## Job
Transcribe each line of the material as it is, and drop any picture.

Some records
+---+

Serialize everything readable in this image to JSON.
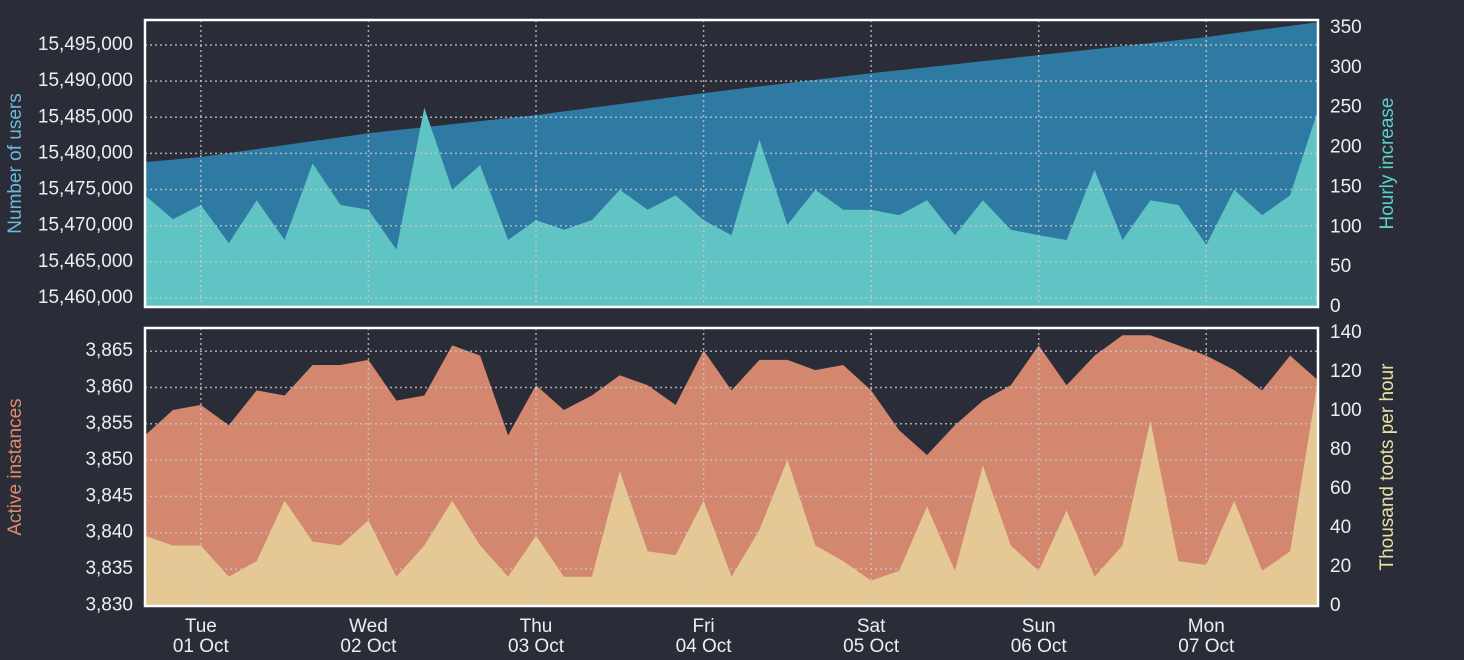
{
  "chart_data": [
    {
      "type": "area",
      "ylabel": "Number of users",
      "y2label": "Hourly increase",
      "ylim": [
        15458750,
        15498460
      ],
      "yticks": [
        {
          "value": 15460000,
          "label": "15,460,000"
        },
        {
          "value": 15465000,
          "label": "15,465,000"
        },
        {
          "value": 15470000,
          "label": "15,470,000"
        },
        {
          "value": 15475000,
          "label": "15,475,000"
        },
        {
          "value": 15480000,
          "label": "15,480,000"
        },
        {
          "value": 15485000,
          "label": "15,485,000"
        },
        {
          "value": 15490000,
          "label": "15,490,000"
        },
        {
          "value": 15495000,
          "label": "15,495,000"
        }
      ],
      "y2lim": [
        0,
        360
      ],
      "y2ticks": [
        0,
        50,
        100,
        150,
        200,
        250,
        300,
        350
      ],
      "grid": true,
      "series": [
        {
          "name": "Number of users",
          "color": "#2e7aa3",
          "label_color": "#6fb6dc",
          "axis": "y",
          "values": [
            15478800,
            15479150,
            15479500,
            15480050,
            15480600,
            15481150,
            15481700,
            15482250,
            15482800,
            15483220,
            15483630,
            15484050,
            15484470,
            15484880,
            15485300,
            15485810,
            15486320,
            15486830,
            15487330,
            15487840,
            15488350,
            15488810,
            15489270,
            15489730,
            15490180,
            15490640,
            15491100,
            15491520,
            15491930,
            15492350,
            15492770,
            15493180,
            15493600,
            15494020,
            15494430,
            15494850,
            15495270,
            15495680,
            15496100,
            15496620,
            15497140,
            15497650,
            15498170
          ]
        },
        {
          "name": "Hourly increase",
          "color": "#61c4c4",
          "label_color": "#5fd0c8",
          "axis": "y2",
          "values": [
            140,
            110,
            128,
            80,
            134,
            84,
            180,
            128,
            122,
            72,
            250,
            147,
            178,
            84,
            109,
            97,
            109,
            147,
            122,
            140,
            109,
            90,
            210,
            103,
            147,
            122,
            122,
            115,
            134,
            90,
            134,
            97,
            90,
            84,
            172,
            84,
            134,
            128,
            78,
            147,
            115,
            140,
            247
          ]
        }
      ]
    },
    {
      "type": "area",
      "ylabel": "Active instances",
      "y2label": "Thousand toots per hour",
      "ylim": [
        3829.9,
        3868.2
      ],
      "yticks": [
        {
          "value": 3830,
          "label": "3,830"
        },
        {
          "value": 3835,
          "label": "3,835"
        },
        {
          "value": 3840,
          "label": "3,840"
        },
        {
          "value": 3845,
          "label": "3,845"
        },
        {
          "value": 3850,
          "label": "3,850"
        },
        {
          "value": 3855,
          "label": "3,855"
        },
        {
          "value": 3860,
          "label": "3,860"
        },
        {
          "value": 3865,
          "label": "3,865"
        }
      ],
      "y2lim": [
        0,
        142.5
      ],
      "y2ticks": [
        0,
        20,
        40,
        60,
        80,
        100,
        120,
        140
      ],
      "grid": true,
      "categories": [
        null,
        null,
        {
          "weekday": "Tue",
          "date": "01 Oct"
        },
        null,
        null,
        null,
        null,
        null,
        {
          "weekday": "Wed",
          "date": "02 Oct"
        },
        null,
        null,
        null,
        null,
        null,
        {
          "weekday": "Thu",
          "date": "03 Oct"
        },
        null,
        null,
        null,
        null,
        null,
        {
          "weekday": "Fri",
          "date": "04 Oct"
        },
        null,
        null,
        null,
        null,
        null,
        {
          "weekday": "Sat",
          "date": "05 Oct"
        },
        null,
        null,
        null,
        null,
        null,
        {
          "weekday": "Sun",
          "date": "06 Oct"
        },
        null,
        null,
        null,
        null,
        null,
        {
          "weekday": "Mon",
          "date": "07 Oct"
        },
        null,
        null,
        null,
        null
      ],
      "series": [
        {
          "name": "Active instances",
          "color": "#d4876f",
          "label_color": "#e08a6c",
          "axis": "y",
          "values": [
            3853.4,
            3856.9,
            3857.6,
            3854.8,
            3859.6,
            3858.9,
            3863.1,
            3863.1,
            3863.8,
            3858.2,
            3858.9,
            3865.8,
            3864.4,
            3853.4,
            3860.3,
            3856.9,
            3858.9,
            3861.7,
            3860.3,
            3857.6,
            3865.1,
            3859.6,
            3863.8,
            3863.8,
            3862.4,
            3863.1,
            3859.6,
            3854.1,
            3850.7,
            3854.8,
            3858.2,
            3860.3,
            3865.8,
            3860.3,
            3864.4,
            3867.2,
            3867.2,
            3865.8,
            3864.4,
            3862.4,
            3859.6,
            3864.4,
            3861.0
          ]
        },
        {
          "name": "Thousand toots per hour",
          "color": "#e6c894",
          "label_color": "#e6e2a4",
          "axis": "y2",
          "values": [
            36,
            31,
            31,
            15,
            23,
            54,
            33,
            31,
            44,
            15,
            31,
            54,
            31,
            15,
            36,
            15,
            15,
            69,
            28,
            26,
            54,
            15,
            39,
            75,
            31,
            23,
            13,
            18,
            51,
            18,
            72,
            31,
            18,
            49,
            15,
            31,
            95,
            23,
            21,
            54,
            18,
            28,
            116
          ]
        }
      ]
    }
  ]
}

+---+

## Answer
Serialize everything readable in this image to JSON.
{
  "chart_data": [
    {
      "type": "area",
      "ylabel": "Number of users",
      "y2label": "Hourly increase",
      "ylim": [
        15458750,
        15498460
      ],
      "yticks": [
        {
          "value": 15460000,
          "label": "15,460,000"
        },
        {
          "value": 15465000,
          "label": "15,465,000"
        },
        {
          "value": 15470000,
          "label": "15,470,000"
        },
        {
          "value": 15475000,
          "label": "15,475,000"
        },
        {
          "value": 15480000,
          "label": "15,480,000"
        },
        {
          "value": 15485000,
          "label": "15,485,000"
        },
        {
          "value": 15490000,
          "label": "15,490,000"
        },
        {
          "value": 15495000,
          "label": "15,495,000"
        }
      ],
      "y2lim": [
        0,
        360
      ],
      "y2ticks": [
        0,
        50,
        100,
        150,
        200,
        250,
        300,
        350
      ],
      "grid": true,
      "series": [
        {
          "name": "Number of users",
          "color": "#2e7aa3",
          "label_color": "#6fb6dc",
          "axis": "y",
          "values": [
            15478800,
            15479150,
            15479500,
            15480050,
            15480600,
            15481150,
            15481700,
            15482250,
            15482800,
            15483220,
            15483630,
            15484050,
            15484470,
            15484880,
            15485300,
            15485810,
            15486320,
            15486830,
            15487330,
            15487840,
            15488350,
            15488810,
            15489270,
            15489730,
            15490180,
            15490640,
            15491100,
            15491520,
            15491930,
            15492350,
            15492770,
            15493180,
            15493600,
            15494020,
            15494430,
            15494850,
            15495270,
            15495680,
            15496100,
            15496620,
            15497140,
            15497650,
            15498170
          ]
        },
        {
          "name": "Hourly increase",
          "color": "#61c4c4",
          "label_color": "#5fd0c8",
          "axis": "y2",
          "values": [
            140,
            110,
            128,
            80,
            134,
            84,
            180,
            128,
            122,
            72,
            250,
            147,
            178,
            84,
            109,
            97,
            109,
            147,
            122,
            140,
            109,
            90,
            210,
            103,
            147,
            122,
            122,
            115,
            134,
            90,
            134,
            97,
            90,
            84,
            172,
            84,
            134,
            128,
            78,
            147,
            115,
            140,
            247
          ]
        }
      ]
    },
    {
      "type": "area",
      "ylabel": "Active instances",
      "y2label": "Thousand toots per hour",
      "ylim": [
        3829.9,
        3868.2
      ],
      "yticks": [
        {
          "value": 3830,
          "label": "3,830"
        },
        {
          "value": 3835,
          "label": "3,835"
        },
        {
          "value": 3840,
          "label": "3,840"
        },
        {
          "value": 3845,
          "label": "3,845"
        },
        {
          "value": 3850,
          "label": "3,850"
        },
        {
          "value": 3855,
          "label": "3,855"
        },
        {
          "value": 3860,
          "label": "3,860"
        },
        {
          "value": 3865,
          "label": "3,865"
        }
      ],
      "y2lim": [
        0,
        142.5
      ],
      "y2ticks": [
        0,
        20,
        40,
        60,
        80,
        100,
        120,
        140
      ],
      "grid": true,
      "categories": [
        null,
        null,
        {
          "weekday": "Tue",
          "date": "01 Oct"
        },
        null,
        null,
        null,
        null,
        null,
        {
          "weekday": "Wed",
          "date": "02 Oct"
        },
        null,
        null,
        null,
        null,
        null,
        {
          "weekday": "Thu",
          "date": "03 Oct"
        },
        null,
        null,
        null,
        null,
        null,
        {
          "weekday": "Fri",
          "date": "04 Oct"
        },
        null,
        null,
        null,
        null,
        null,
        {
          "weekday": "Sat",
          "date": "05 Oct"
        },
        null,
        null,
        null,
        null,
        null,
        {
          "weekday": "Sun",
          "date": "06 Oct"
        },
        null,
        null,
        null,
        null,
        null,
        {
          "weekday": "Mon",
          "date": "07 Oct"
        },
        null,
        null,
        null,
        null
      ],
      "series": [
        {
          "name": "Active instances",
          "color": "#d4876f",
          "label_color": "#e08a6c",
          "axis": "y",
          "values": [
            3853.4,
            3856.9,
            3857.6,
            3854.8,
            3859.6,
            3858.9,
            3863.1,
            3863.1,
            3863.8,
            3858.2,
            3858.9,
            3865.8,
            3864.4,
            3853.4,
            3860.3,
            3856.9,
            3858.9,
            3861.7,
            3860.3,
            3857.6,
            3865.1,
            3859.6,
            3863.8,
            3863.8,
            3862.4,
            3863.1,
            3859.6,
            3854.1,
            3850.7,
            3854.8,
            3858.2,
            3860.3,
            3865.8,
            3860.3,
            3864.4,
            3867.2,
            3867.2,
            3865.8,
            3864.4,
            3862.4,
            3859.6,
            3864.4,
            3861.0
          ]
        },
        {
          "name": "Thousand toots per hour",
          "color": "#e6c894",
          "label_color": "#e6e2a4",
          "axis": "y2",
          "values": [
            36,
            31,
            31,
            15,
            23,
            54,
            33,
            31,
            44,
            15,
            31,
            54,
            31,
            15,
            36,
            15,
            15,
            69,
            28,
            26,
            54,
            15,
            39,
            75,
            31,
            23,
            13,
            18,
            51,
            18,
            72,
            31,
            18,
            49,
            15,
            31,
            95,
            23,
            21,
            54,
            18,
            28,
            116
          ]
        }
      ]
    }
  ]
}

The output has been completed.